## SET PROBLEM
Identify each line below containing the string "structure" and copy it.

## MATERIAL SHOWN
◇ ◇ ◇ ◇ ◇

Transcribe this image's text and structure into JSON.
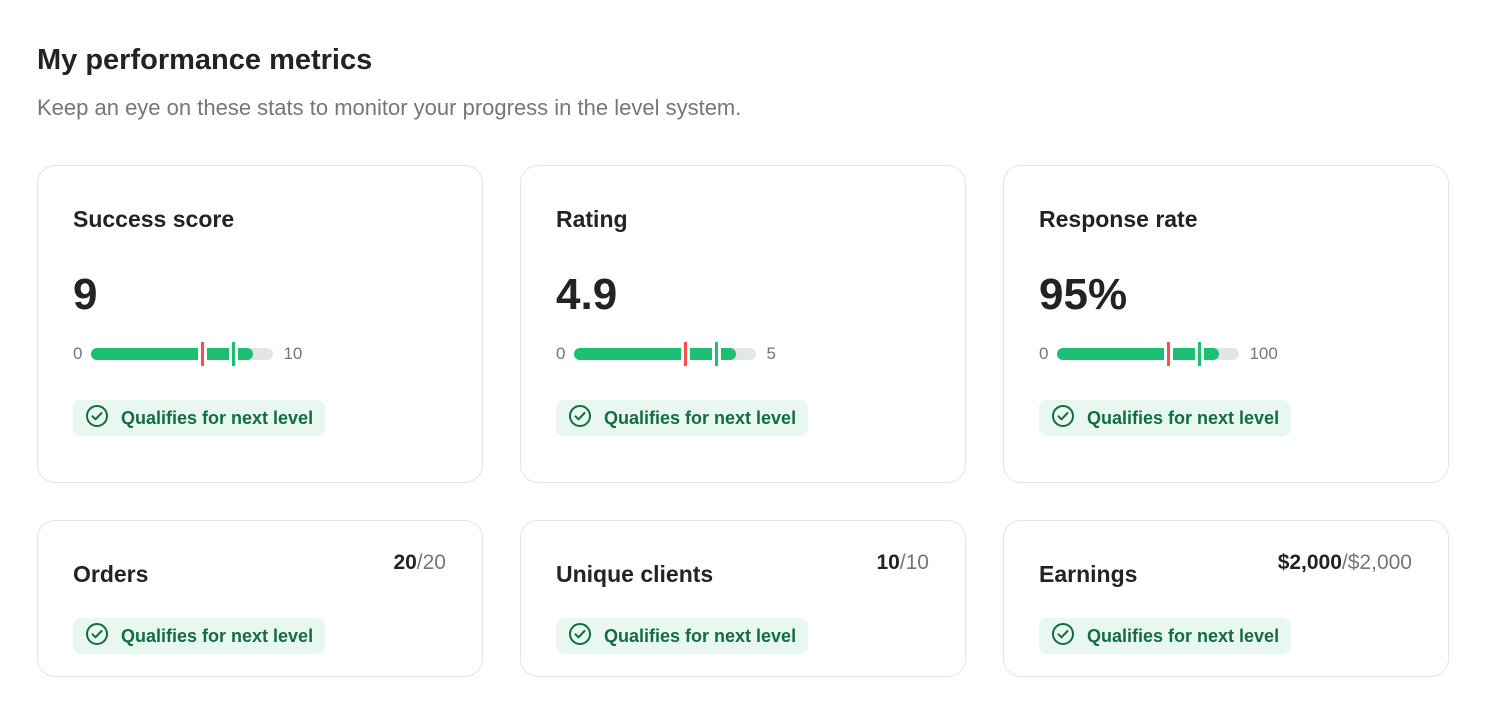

◇ ◇ ◇ ◇ ◇

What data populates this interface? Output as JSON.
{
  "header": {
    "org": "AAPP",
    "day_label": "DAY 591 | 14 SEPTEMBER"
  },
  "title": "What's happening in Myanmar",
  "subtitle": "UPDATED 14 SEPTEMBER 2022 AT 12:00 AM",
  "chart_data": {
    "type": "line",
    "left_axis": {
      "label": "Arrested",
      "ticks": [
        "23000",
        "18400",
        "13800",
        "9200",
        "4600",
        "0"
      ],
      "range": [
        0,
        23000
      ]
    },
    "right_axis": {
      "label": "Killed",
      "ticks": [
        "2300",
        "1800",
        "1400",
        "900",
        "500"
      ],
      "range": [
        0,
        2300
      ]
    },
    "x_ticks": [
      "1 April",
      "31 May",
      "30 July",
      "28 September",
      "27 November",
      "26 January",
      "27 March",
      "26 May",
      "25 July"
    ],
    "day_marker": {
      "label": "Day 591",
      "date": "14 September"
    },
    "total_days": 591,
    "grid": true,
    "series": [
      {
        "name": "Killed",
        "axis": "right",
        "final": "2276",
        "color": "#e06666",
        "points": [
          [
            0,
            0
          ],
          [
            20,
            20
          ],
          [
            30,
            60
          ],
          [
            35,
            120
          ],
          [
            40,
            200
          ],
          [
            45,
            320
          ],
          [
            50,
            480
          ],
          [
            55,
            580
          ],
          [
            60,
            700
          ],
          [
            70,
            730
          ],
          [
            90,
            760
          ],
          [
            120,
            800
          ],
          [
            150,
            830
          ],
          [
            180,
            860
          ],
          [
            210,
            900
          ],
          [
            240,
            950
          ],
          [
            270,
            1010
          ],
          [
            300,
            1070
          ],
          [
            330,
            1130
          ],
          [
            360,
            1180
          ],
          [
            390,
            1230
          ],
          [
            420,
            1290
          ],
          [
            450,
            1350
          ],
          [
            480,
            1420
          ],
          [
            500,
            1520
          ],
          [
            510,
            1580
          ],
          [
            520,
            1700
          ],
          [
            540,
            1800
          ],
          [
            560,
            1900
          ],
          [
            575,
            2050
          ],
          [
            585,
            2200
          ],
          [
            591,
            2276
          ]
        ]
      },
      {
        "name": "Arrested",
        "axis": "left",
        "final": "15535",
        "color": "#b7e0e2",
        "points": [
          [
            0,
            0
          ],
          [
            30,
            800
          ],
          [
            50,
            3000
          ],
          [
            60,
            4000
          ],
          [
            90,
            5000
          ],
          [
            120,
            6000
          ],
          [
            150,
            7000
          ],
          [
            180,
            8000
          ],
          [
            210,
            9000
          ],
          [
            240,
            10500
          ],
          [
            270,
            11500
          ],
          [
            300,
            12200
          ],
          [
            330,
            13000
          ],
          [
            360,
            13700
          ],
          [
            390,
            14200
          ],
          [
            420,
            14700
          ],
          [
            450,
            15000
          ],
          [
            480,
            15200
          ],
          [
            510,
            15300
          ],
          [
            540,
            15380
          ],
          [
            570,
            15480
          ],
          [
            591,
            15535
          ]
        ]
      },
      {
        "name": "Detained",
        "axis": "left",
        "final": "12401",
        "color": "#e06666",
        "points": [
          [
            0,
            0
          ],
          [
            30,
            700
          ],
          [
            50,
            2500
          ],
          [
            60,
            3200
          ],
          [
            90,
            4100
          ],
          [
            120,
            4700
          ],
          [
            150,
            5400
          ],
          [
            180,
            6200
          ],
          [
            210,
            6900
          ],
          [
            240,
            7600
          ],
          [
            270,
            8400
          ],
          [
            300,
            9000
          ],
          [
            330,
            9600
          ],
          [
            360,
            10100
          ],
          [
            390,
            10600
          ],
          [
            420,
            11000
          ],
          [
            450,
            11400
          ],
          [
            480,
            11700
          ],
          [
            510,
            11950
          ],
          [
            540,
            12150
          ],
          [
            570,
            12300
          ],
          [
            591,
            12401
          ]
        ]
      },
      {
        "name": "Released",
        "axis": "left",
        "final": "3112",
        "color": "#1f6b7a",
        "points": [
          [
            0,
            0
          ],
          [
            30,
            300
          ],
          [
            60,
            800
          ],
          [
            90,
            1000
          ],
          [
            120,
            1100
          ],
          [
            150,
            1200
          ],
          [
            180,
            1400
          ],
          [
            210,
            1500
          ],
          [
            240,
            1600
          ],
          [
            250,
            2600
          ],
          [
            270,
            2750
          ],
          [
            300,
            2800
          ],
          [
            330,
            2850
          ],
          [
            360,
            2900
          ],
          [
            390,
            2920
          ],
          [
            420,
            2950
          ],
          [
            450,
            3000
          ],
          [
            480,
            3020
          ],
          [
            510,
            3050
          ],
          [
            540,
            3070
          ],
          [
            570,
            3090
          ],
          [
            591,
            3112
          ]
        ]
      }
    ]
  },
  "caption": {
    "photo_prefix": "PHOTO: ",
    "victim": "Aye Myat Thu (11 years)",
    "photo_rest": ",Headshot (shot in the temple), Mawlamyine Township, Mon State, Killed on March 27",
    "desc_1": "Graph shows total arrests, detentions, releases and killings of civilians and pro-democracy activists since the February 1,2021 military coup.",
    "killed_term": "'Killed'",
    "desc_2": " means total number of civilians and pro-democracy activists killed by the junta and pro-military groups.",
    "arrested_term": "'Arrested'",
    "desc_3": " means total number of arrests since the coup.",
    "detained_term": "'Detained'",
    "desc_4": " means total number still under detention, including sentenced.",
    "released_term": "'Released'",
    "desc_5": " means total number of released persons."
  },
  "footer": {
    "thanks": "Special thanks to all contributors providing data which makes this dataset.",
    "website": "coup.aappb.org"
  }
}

◇ ◇ ◇ ◇ ◇

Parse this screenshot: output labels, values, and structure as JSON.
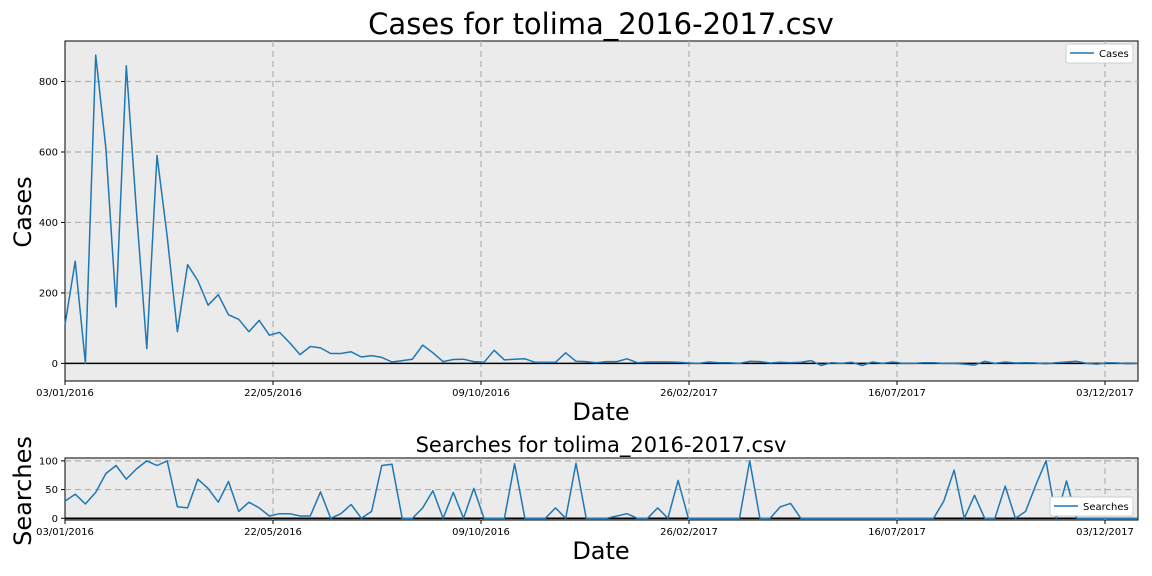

◇ ◇ ◇ ◇ ◇

## RESULT
Transcribe this image's text and structure into JSON.
Parse this screenshot: output labels, values, and structure as JSON.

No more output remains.